_The exercise_
Can you transcribe every line exactly and leave the pictures behind?

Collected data
#####

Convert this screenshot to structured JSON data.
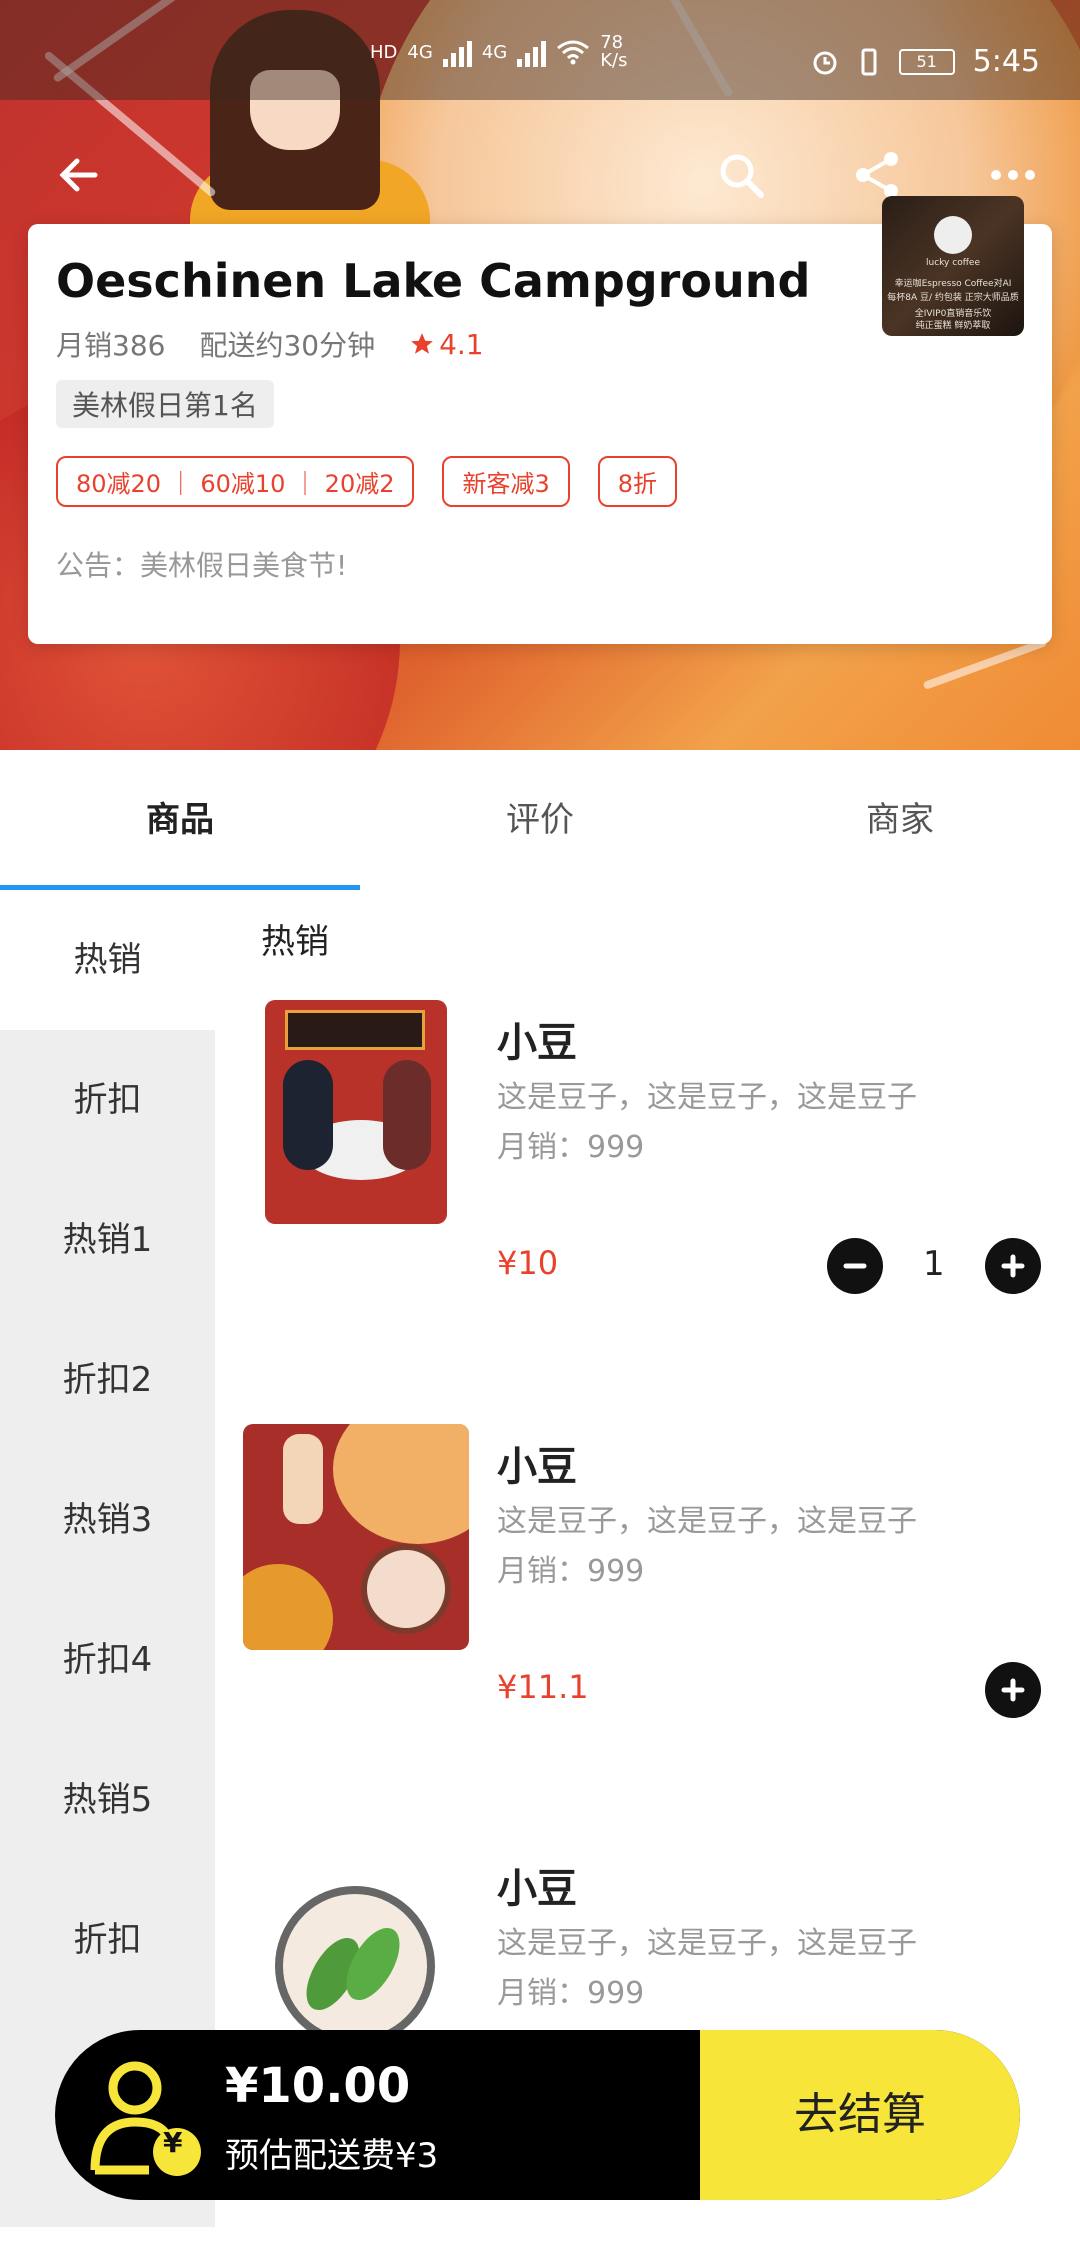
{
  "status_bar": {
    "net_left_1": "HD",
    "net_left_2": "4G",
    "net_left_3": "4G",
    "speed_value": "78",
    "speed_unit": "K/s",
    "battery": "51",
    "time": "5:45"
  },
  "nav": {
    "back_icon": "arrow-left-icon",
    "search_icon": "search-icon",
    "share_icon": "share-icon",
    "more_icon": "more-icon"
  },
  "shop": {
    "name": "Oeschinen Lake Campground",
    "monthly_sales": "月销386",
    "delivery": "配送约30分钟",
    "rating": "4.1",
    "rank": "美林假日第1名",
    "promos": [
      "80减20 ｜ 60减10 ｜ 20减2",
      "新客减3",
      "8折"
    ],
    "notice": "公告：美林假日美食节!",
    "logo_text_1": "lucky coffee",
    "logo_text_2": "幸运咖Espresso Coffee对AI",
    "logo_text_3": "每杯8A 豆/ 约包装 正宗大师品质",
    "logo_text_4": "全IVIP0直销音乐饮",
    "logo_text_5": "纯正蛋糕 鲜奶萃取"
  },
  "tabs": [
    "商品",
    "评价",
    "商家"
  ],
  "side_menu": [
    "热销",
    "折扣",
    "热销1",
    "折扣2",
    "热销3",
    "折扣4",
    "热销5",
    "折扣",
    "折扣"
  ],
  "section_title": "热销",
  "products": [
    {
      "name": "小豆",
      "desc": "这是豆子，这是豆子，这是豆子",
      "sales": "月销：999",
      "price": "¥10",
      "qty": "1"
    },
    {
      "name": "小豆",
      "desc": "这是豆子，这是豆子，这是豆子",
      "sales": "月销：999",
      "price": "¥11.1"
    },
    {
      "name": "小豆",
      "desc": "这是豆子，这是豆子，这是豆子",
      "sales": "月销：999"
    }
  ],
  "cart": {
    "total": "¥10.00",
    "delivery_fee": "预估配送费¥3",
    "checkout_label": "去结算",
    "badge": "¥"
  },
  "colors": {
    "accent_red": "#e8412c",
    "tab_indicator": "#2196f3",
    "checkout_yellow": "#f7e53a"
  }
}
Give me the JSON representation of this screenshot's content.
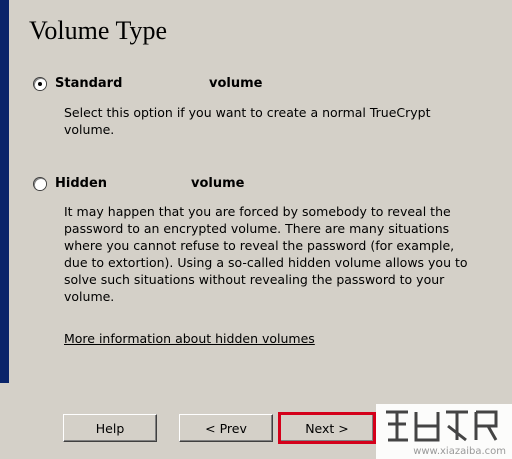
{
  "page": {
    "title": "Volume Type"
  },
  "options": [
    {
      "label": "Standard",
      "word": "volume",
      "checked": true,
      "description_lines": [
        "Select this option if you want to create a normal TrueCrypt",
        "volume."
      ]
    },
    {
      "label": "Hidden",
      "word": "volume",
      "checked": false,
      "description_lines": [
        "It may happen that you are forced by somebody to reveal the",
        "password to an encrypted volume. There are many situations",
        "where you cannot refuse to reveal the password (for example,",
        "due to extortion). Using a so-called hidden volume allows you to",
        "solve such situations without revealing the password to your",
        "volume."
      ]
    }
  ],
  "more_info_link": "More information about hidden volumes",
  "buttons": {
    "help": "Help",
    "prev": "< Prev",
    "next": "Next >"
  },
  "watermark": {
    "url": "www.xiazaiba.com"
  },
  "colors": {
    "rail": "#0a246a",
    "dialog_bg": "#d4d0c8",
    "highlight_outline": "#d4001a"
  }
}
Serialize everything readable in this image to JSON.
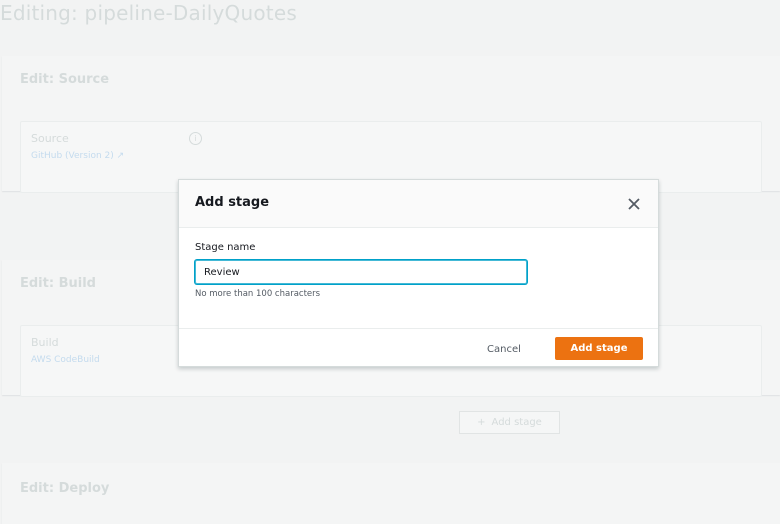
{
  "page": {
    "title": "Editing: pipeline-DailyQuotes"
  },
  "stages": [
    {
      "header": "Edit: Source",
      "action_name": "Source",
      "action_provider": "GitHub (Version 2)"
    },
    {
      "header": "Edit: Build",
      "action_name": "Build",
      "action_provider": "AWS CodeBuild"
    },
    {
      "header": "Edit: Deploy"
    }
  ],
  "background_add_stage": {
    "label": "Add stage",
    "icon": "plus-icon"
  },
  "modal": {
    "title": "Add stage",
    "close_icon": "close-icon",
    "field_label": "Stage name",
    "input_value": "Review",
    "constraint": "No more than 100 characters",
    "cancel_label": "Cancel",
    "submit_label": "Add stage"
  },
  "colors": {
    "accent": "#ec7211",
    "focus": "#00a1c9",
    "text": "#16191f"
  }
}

#####

_Result of the task_
Convert this screenshot to structured JSON data.
{
  "status_bar": {
    "net_left_1": "HD",
    "net_left_2": "4G",
    "net_left_3": "4G",
    "speed_value": "78",
    "speed_unit": "K/s",
    "battery": "51",
    "time": "5:45"
  },
  "nav": {
    "back_icon": "arrow-left-icon",
    "search_icon": "search-icon",
    "share_icon": "share-icon",
    "more_icon": "more-icon"
  },
  "shop": {
    "name": "Oeschinen Lake Campground",
    "monthly_sales": "月销386",
    "delivery": "配送约30分钟",
    "rating": "4.1",
    "rank": "美林假日第1名",
    "promos": [
      "80减20 ｜ 60减10 ｜ 20减2",
      "新客减3",
      "8折"
    ],
    "notice": "公告：美林假日美食节!",
    "logo_text_1": "lucky coffee",
    "logo_text_2": "幸运咖Espresso Coffee对AI",
    "logo_text_3": "每杯8A 豆/ 约包装 正宗大师品质",
    "logo_text_4": "全IVIP0直销音乐饮",
    "logo_text_5": "纯正蛋糕 鲜奶萃取"
  },
  "tabs": [
    "商品",
    "评价",
    "商家"
  ],
  "side_menu": [
    "热销",
    "折扣",
    "热销1",
    "折扣2",
    "热销3",
    "折扣4",
    "热销5",
    "折扣",
    "折扣"
  ],
  "section_title": "热销",
  "products": [
    {
      "name": "小豆",
      "desc": "这是豆子，这是豆子，这是豆子",
      "sales": "月销：999",
      "price": "¥10",
      "qty": "1"
    },
    {
      "name": "小豆",
      "desc": "这是豆子，这是豆子，这是豆子",
      "sales": "月销：999",
      "price": "¥11.1"
    },
    {
      "name": "小豆",
      "desc": "这是豆子，这是豆子，这是豆子",
      "sales": "月销：999"
    }
  ],
  "cart": {
    "total": "¥10.00",
    "delivery_fee": "预估配送费¥3",
    "checkout_label": "去结算",
    "badge": "¥"
  },
  "colors": {
    "accent_red": "#e8412c",
    "tab_indicator": "#2196f3",
    "checkout_yellow": "#f7e53a"
  }
}
Give me the JSON representation of this screenshot's content.
{
  "page": {
    "title": "Volume Type"
  },
  "options": [
    {
      "label": "Standard",
      "word": "volume",
      "checked": true,
      "description_lines": [
        "Select this option if you want to create a normal TrueCrypt",
        "volume."
      ]
    },
    {
      "label": "Hidden",
      "word": "volume",
      "checked": false,
      "description_lines": [
        "It may happen that you are forced by somebody to reveal the",
        "password to an encrypted volume. There are many situations",
        "where you cannot refuse to reveal the password (for example,",
        "due to extortion). Using a so-called hidden volume allows you to",
        "solve such situations without revealing the password to your",
        "volume."
      ]
    }
  ],
  "more_info_link": "More information about hidden volumes",
  "buttons": {
    "help": "Help",
    "prev": "< Prev",
    "next": "Next >"
  },
  "watermark": {
    "url": "www.xiazaiba.com"
  },
  "colors": {
    "rail": "#0a246a",
    "dialog_bg": "#d4d0c8",
    "highlight_outline": "#d4001a"
  }
}
Serialize everything readable in this image to JSON.
{
  "page": {
    "title": "Editing: pipeline-DailyQuotes"
  },
  "stages": [
    {
      "header": "Edit: Source",
      "action_name": "Source",
      "action_provider": "GitHub (Version 2)"
    },
    {
      "header": "Edit: Build",
      "action_name": "Build",
      "action_provider": "AWS CodeBuild"
    },
    {
      "header": "Edit: Deploy"
    }
  ],
  "background_add_stage": {
    "label": "Add stage",
    "icon": "plus-icon"
  },
  "modal": {
    "title": "Add stage",
    "close_icon": "close-icon",
    "field_label": "Stage name",
    "input_value": "Review",
    "constraint": "No more than 100 characters",
    "cancel_label": "Cancel",
    "submit_label": "Add stage"
  },
  "colors": {
    "accent": "#ec7211",
    "focus": "#00a1c9",
    "text": "#16191f"
  }
}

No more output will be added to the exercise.